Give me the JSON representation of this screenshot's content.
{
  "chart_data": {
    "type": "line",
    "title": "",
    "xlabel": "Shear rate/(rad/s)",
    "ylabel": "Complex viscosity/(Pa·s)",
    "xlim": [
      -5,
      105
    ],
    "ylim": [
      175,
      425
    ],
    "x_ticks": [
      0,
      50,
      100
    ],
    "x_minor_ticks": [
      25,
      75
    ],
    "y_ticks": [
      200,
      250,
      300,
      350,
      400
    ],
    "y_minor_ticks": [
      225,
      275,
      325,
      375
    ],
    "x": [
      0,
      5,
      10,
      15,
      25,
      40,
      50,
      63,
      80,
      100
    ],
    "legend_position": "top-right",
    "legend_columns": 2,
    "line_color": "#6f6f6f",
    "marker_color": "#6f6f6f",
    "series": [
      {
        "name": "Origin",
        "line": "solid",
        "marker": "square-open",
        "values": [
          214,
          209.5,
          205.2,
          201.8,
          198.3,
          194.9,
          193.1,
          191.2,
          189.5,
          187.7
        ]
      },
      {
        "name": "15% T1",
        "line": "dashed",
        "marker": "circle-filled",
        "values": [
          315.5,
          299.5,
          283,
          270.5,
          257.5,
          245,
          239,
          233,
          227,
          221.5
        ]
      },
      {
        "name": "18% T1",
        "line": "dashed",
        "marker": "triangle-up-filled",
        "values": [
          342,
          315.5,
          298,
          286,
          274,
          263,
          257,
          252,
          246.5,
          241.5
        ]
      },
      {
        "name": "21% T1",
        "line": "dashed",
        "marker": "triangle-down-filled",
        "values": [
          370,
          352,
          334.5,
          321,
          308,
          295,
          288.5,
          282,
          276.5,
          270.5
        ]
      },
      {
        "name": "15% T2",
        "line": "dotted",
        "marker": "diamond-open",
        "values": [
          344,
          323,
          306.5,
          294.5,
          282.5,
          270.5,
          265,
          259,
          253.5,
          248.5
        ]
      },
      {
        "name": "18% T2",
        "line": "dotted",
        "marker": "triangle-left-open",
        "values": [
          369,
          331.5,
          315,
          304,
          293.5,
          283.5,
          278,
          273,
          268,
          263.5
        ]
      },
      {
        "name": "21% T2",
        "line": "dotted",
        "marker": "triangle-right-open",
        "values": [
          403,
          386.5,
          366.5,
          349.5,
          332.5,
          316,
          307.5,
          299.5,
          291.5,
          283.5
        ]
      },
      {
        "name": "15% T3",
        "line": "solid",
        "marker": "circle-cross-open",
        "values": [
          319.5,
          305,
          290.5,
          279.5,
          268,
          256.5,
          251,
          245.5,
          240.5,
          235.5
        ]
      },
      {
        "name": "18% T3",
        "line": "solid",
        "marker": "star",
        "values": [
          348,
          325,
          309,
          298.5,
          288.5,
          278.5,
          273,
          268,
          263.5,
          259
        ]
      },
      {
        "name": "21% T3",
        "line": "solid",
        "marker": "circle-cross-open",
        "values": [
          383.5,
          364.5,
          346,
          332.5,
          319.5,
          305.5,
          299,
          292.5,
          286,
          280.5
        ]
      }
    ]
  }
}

-- EXERCISE --
Across the entries above, how many lines contain "filled"? Provide only the count.

-- RESPONSE BELOW --
3